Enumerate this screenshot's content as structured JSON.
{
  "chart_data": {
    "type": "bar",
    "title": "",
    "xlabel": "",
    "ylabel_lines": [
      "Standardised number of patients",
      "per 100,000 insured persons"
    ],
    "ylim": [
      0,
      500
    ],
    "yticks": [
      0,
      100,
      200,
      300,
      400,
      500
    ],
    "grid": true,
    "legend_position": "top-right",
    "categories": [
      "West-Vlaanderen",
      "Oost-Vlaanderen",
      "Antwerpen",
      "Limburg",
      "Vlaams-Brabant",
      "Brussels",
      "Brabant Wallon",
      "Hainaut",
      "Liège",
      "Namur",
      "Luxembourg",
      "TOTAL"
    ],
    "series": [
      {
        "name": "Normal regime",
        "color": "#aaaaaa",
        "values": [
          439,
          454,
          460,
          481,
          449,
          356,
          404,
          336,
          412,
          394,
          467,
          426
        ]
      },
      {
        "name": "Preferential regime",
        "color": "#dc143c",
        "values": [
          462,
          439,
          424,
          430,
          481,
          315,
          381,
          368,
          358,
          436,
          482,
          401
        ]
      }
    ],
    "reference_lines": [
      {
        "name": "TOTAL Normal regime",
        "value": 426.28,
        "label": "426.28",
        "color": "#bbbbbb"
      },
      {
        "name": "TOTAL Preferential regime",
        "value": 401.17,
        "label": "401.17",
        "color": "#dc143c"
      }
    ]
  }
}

==============================

Exercise description |
The full set of records is to be written out once more, word for word.

Response to this exercise |
Enumerate this screenshot's content as structured JSON.
{
  "chart_data": {
    "type": "bar",
    "title": "",
    "xlabel": "",
    "ylabel_lines": [
      "Standardised number of patients",
      "per 100,000 insured persons"
    ],
    "ylim": [
      0,
      500
    ],
    "yticks": [
      0,
      100,
      200,
      300,
      400,
      500
    ],
    "grid": true,
    "legend_position": "top-right",
    "categories": [
      "West-Vlaanderen",
      "Oost-Vlaanderen",
      "Antwerpen",
      "Limburg",
      "Vlaams-Brabant",
      "Brussels",
      "Brabant Wallon",
      "Hainaut",
      "Liège",
      "Namur",
      "Luxembourg",
      "TOTAL"
    ],
    "series": [
      {
        "name": "Normal regime",
        "color": "#aaaaaa",
        "values": [
          439,
          454,
          460,
          481,
          449,
          356,
          404,
          336,
          412,
          394,
          467,
          426
        ]
      },
      {
        "name": "Preferential regime",
        "color": "#dc143c",
        "values": [
          462,
          439,
          424,
          430,
          481,
          315,
          381,
          368,
          358,
          436,
          482,
          401
        ]
      }
    ],
    "reference_lines": [
      {
        "name": "TOTAL Normal regime",
        "value": 426.28,
        "label": "426.28",
        "color": "#bbbbbb"
      },
      {
        "name": "TOTAL Preferential regime",
        "value": 401.17,
        "label": "401.17",
        "color": "#dc143c"
      }
    ]
  }
}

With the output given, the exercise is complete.